*** READING TEXT ***

Fond farewell to revolutionary

Jessica Hendricks

Mother, teacher, comrade – these and many more is what Jessica Hendricks, 51, was to many as family, friends, colleagues and pupils came in droves to pay tribute to her at her funeral at the Blue Downs United Church on Saturday November 12.

A political activist and founder member of the Rocklands Youth Movement in 1982 and part of the inauguration of the Cape Youth Congress in 1983, Ms Hendricks, who lost her battle with cancer on Tuesday November 8, was also a teacher at Montagu Drive Primary School in Portland and taught English at Rhenish Girls’High School in Stellenbosch from 2008 until of late.

Born to Patricia and the late Basil Hendricks on July 16 1965, Ms Hendricks attended Portland and Rocklands high schools and matriculated in 1983.

She obtained her teacher qualifications at Hewat College in Cape Town, Dower College in Port Elizabeth and an Honours degree in Linguistics and a Master’s degree in English at the University of the Western Cape.

She married Zain Semaar in 1992 and the couple had a son Riyahn.

*** RECORD SET ***

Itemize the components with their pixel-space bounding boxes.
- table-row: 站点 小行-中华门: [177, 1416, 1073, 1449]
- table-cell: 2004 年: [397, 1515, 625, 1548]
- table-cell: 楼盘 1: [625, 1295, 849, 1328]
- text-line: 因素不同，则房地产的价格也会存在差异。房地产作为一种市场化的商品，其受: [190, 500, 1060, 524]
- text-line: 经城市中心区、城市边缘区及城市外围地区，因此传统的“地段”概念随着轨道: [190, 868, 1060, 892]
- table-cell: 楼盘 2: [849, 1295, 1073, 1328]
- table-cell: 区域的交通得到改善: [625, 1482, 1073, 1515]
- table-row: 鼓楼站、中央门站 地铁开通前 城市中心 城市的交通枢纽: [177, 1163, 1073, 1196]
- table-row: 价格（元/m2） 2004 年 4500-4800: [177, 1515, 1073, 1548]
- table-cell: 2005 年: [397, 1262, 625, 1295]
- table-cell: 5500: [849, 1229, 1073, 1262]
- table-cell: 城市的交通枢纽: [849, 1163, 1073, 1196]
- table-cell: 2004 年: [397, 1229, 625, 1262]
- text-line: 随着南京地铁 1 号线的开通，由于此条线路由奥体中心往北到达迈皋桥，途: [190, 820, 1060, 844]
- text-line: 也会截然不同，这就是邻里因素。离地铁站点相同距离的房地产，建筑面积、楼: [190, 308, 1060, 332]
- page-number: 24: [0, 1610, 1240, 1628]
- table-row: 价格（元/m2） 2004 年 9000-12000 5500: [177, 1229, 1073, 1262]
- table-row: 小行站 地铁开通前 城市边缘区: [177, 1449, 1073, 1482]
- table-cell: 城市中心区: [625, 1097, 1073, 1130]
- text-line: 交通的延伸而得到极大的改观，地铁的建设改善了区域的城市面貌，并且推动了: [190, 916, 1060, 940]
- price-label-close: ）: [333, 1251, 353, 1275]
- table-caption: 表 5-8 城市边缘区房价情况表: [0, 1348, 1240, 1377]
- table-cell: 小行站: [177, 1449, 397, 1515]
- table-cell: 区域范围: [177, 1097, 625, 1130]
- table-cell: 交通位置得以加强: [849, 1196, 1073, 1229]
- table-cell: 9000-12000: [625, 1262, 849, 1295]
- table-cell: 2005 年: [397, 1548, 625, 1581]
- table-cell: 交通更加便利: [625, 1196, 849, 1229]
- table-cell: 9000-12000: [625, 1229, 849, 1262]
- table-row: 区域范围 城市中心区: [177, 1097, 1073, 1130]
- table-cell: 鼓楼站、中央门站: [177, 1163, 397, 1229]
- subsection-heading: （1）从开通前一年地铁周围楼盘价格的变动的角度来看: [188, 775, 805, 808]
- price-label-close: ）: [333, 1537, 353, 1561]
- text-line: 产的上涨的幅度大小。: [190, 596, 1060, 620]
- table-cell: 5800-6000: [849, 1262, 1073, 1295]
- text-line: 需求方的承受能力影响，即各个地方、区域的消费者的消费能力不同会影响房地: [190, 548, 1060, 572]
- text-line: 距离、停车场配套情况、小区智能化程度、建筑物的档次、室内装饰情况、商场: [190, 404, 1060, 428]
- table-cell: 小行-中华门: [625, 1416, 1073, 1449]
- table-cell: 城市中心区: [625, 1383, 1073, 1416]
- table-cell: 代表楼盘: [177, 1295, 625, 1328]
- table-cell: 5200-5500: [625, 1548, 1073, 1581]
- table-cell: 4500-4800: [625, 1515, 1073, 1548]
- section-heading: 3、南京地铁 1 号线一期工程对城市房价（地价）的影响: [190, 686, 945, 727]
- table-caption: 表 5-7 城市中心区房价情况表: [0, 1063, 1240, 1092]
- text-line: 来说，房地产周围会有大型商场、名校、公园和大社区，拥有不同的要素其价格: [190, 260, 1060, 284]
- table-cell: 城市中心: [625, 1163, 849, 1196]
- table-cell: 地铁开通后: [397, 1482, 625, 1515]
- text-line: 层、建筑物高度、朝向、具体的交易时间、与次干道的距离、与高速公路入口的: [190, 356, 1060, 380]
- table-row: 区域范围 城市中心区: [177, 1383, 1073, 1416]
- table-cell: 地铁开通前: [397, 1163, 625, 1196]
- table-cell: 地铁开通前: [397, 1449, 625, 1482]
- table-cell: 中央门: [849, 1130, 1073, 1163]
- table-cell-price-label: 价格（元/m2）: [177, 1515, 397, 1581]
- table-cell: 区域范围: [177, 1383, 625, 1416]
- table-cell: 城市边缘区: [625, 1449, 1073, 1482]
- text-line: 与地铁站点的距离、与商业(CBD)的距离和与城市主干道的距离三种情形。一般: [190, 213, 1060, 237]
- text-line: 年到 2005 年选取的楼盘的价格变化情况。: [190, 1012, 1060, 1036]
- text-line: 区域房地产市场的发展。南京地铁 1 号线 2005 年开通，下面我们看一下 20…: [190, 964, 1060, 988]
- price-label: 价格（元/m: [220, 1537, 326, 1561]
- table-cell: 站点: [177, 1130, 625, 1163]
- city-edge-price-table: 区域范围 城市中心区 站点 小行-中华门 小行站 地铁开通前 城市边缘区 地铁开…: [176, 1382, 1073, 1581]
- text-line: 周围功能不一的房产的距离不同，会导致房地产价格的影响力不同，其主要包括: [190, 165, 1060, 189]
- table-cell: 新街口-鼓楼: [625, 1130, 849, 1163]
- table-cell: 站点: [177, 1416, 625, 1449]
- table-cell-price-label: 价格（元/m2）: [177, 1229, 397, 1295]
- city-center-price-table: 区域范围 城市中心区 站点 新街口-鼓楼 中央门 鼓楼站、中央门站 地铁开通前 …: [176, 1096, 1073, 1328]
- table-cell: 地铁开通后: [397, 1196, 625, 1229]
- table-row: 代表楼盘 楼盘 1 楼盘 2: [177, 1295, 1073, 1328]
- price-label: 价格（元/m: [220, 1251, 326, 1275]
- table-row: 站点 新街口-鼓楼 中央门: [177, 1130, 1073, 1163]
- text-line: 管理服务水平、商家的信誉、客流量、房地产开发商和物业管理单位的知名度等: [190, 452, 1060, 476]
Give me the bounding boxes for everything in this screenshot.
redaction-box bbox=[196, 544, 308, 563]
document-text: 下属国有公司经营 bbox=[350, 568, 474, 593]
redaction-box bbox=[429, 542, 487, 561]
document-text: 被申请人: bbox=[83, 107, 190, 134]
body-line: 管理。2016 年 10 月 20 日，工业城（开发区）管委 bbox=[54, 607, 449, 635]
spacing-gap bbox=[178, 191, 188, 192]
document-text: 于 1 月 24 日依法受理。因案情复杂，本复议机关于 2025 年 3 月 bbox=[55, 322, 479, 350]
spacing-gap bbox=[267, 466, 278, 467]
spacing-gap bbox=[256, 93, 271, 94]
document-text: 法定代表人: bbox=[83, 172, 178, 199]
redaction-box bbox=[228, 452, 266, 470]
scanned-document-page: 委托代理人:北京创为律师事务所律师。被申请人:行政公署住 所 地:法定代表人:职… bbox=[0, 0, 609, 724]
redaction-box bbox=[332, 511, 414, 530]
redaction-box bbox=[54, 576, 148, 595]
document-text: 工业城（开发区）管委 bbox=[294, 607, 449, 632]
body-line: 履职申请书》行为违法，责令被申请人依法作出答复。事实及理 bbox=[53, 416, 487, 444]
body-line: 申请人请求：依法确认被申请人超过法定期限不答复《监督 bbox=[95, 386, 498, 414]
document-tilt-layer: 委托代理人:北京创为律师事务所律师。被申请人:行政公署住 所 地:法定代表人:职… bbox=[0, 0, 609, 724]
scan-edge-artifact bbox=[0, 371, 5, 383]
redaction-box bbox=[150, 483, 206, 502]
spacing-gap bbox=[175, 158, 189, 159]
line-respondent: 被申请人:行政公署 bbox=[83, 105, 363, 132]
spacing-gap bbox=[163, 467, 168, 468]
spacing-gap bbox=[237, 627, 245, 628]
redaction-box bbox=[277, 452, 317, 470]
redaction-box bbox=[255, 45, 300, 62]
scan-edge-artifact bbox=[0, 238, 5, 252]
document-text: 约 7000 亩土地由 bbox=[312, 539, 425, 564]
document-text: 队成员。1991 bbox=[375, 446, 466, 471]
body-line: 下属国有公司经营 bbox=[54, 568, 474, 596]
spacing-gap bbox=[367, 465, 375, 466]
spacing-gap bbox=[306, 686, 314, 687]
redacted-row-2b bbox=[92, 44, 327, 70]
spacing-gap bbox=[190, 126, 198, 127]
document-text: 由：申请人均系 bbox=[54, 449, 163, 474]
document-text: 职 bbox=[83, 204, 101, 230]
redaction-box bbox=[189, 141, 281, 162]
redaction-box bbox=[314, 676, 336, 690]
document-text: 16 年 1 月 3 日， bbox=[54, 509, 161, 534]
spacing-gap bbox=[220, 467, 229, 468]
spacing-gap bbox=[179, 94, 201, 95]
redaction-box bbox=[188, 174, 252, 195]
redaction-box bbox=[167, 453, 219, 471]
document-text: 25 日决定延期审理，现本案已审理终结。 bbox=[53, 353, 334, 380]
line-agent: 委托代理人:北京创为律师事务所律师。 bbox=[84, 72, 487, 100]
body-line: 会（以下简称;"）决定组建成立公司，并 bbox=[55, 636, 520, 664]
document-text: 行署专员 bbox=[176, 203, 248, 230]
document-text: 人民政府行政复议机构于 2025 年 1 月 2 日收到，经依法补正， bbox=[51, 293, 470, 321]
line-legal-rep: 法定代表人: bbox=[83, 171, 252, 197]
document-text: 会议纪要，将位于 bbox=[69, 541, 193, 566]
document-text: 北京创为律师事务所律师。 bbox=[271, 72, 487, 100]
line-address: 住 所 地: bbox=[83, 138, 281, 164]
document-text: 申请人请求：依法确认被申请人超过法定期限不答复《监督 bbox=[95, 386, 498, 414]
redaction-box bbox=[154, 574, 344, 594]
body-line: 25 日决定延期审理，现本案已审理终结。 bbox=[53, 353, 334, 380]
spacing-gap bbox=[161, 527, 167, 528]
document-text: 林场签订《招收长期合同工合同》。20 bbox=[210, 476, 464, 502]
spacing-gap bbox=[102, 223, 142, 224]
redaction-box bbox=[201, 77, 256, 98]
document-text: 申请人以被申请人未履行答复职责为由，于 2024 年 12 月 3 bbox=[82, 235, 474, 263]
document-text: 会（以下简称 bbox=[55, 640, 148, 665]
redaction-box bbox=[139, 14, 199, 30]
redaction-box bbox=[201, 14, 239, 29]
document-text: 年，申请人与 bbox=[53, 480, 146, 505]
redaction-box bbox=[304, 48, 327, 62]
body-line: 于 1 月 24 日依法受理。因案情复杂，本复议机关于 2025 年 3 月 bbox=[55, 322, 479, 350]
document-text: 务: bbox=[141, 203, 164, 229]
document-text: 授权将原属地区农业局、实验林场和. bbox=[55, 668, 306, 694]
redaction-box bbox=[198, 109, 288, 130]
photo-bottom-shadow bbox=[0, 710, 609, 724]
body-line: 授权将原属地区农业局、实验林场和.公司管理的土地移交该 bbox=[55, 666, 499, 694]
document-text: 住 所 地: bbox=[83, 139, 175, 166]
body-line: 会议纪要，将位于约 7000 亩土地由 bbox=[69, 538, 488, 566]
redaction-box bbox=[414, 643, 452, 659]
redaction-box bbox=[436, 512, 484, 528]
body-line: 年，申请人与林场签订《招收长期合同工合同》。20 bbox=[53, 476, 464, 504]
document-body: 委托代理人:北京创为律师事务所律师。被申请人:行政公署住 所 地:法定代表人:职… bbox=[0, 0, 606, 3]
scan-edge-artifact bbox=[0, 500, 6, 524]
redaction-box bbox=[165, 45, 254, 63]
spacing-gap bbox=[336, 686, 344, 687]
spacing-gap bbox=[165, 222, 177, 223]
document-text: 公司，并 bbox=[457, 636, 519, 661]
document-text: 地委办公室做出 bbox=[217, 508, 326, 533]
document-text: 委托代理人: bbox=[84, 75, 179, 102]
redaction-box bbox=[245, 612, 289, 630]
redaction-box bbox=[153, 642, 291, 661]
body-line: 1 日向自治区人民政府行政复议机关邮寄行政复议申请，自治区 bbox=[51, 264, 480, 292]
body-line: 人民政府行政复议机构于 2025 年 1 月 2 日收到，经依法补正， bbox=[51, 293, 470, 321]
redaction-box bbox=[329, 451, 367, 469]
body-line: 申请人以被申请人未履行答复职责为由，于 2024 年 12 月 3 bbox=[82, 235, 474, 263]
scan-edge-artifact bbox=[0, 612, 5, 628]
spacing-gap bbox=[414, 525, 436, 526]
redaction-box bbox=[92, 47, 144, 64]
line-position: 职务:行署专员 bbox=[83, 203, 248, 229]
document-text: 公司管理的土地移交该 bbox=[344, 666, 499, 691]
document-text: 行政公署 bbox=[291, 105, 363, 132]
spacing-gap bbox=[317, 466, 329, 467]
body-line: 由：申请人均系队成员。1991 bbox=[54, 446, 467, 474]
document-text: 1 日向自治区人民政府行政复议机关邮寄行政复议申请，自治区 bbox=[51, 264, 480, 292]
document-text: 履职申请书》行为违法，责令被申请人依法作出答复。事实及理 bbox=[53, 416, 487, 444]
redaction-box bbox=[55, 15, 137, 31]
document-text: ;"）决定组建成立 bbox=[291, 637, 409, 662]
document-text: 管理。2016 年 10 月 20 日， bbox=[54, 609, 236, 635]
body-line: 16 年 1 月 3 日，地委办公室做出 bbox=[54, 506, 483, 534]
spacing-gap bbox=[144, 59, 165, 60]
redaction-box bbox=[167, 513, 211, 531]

***

__WHAT THIS EXERCISE ASKS__.
a – According to the farewell article, at which church was Jessica Hendricks's funeral held?
b – Extract the passage of the farewell article between "A political activist" and "the Western Cape.", inclusive.

__SOLUTIONS TO THE TASKS__.
a – The Blue Downs United Church.

b –
A political activist and founder member of the Rocklands Youth Movement in 1982 and part of the inauguration of the Cape Youth Congress in 1983, Ms Hendricks, who lost her battle with cancer on Tuesday November 8, was also a teacher at Montagu Drive Primary School in Portland and taught English at Rhenish Girls’High School in Stellenbosch from 2008 until of late.

Born to Patricia and the late Basil Hendricks on July 16 1965, Ms Hendricks attended Portland and Rocklands high schools and matriculated in 1983.

She obtained her teacher qualifications at Hewat College in Cape Town, Dower College in Port Elizabeth and an Honours degree in Linguistics and a Master’s degree in English at the University of the Western Cape.